Exercise details >> Across the entries below, how many lines contain the string "예비하심을"? Give only the count.

Given entries >>

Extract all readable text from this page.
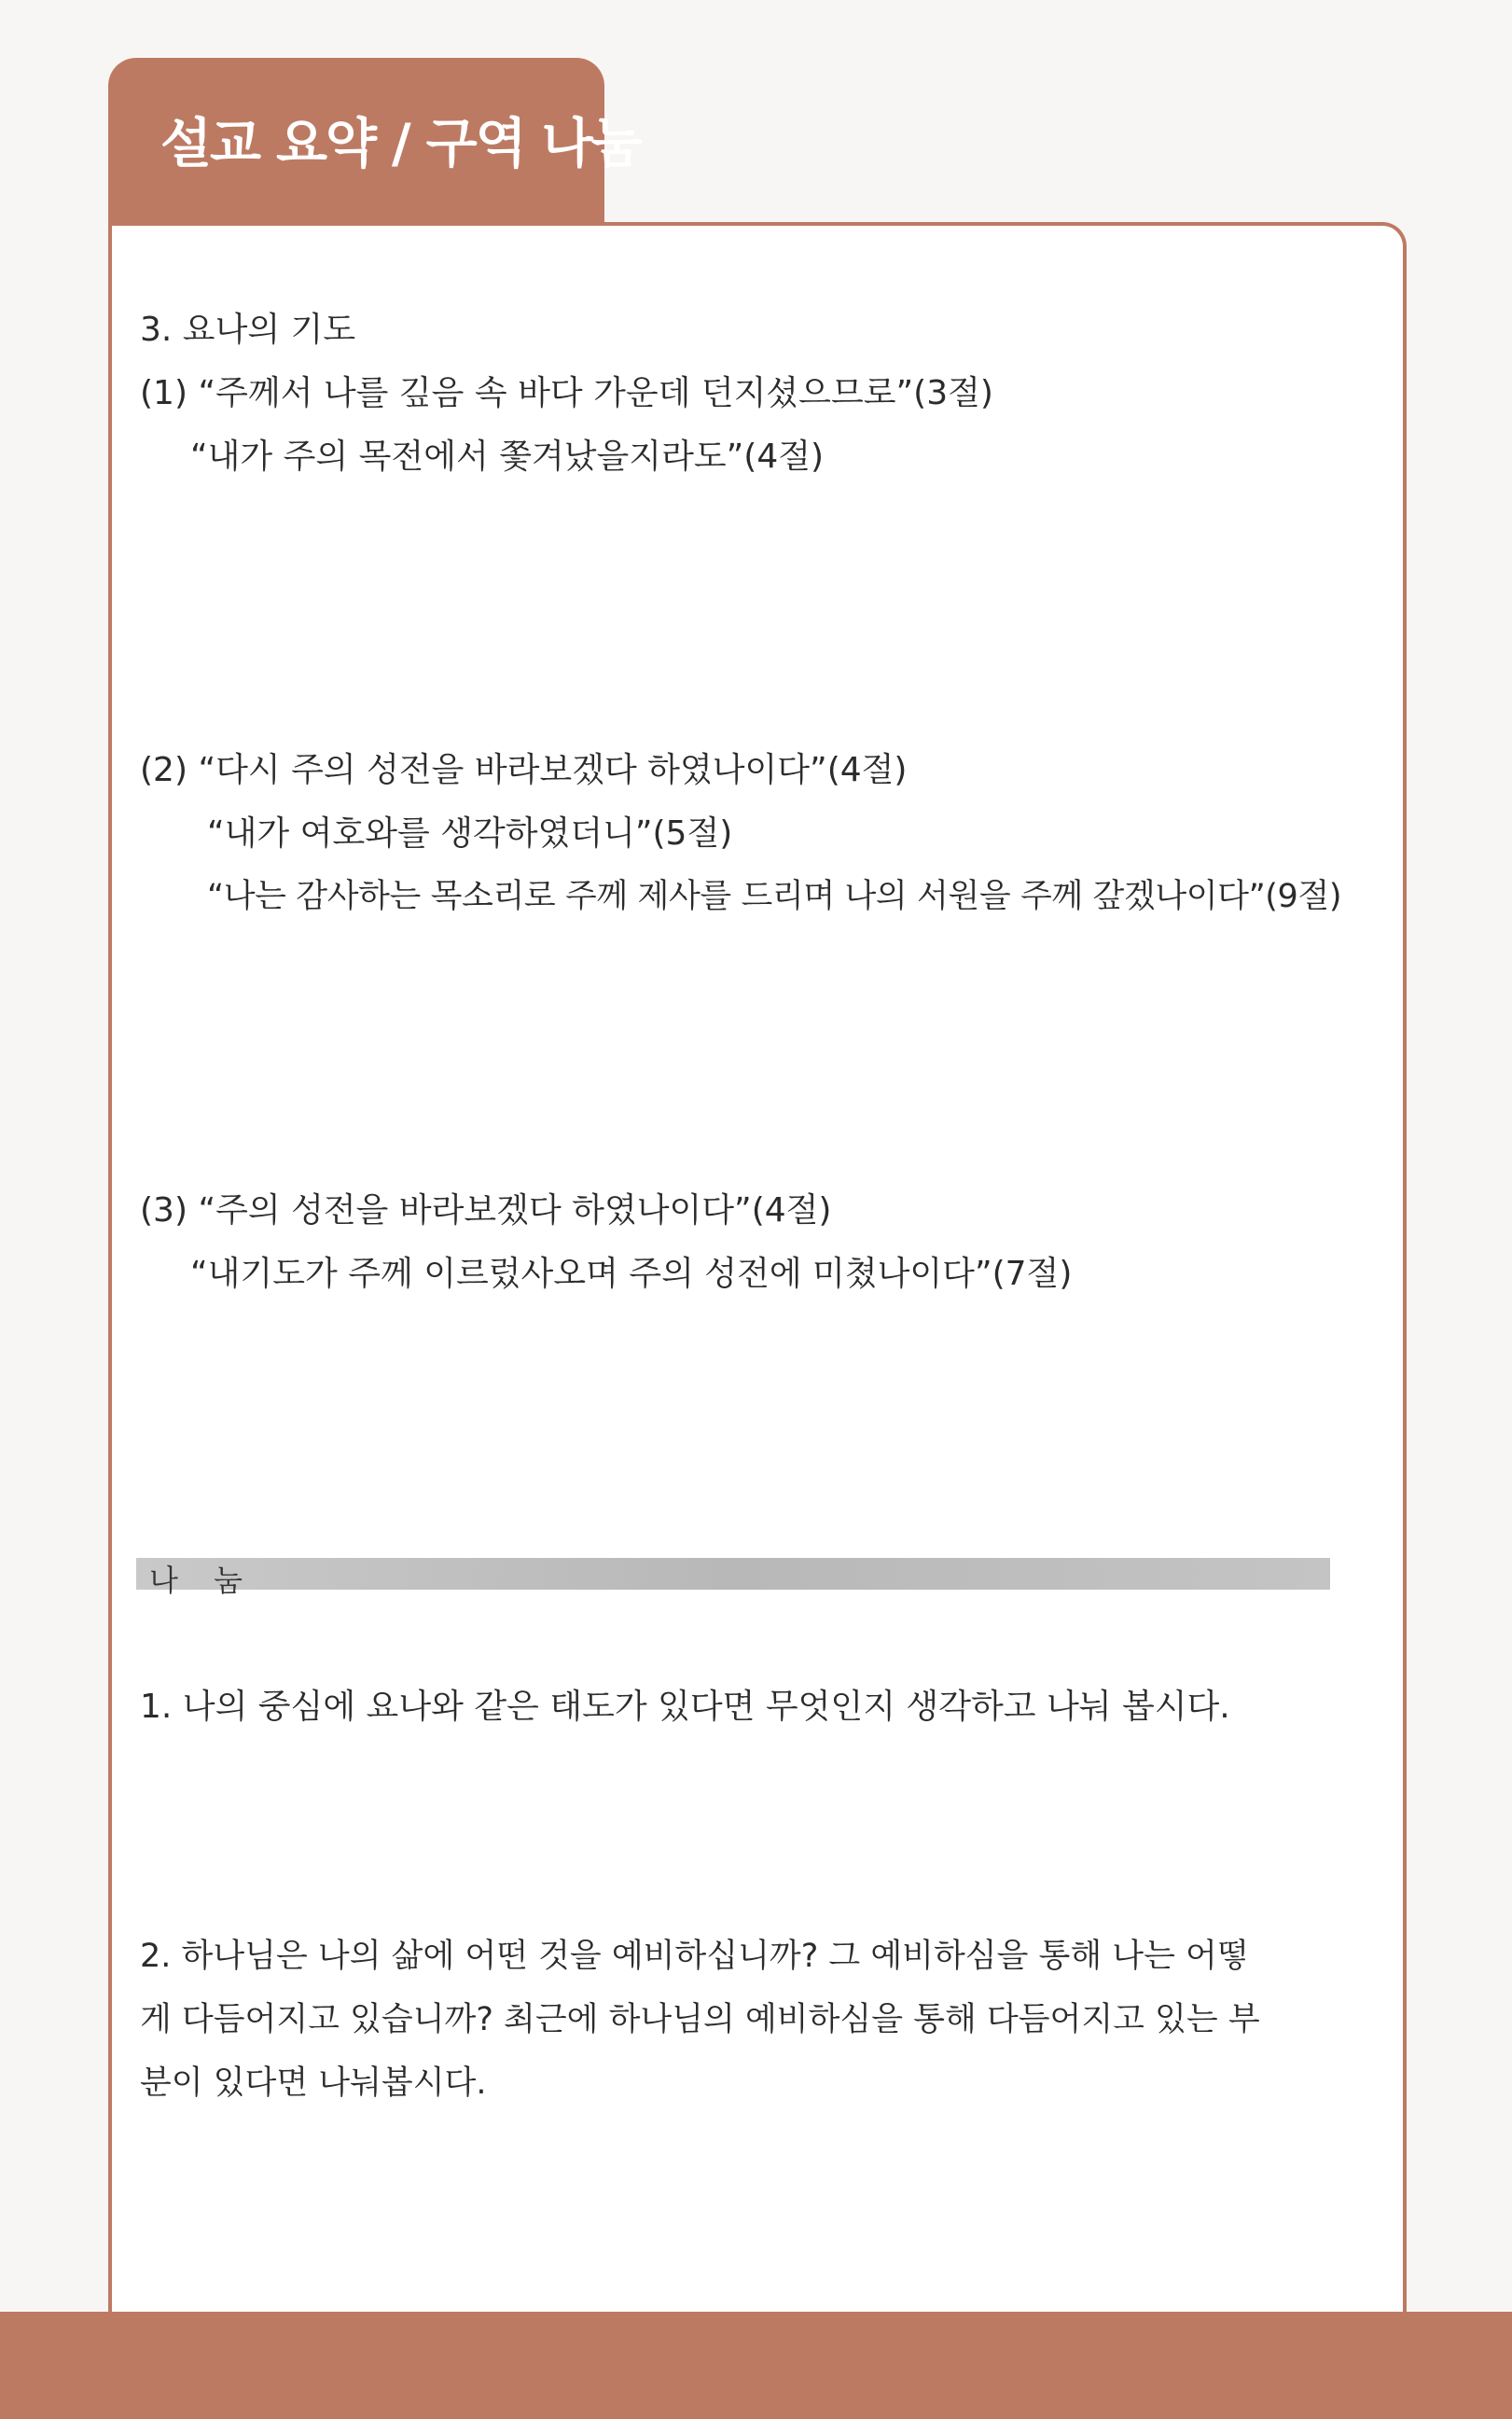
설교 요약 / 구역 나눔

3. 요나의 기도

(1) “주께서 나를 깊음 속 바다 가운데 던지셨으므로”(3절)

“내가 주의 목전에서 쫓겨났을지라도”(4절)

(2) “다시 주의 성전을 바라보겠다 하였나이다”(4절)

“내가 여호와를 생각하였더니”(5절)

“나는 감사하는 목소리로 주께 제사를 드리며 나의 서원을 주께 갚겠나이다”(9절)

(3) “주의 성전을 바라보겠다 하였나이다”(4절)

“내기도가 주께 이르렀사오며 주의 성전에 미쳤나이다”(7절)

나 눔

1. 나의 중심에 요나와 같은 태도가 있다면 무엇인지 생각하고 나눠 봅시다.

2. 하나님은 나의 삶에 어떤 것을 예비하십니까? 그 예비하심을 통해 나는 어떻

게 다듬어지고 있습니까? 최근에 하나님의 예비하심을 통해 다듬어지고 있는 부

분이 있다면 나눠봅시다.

==

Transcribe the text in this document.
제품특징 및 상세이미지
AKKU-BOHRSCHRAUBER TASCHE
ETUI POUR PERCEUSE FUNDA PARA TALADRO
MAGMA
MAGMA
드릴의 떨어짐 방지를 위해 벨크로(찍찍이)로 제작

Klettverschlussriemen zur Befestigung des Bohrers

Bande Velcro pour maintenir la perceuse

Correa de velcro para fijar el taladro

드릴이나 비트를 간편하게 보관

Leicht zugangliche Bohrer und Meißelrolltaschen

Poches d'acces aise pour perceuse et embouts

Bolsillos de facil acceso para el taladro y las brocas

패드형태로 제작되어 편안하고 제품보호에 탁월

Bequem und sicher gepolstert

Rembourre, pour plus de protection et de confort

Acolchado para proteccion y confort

Output of the task >> 2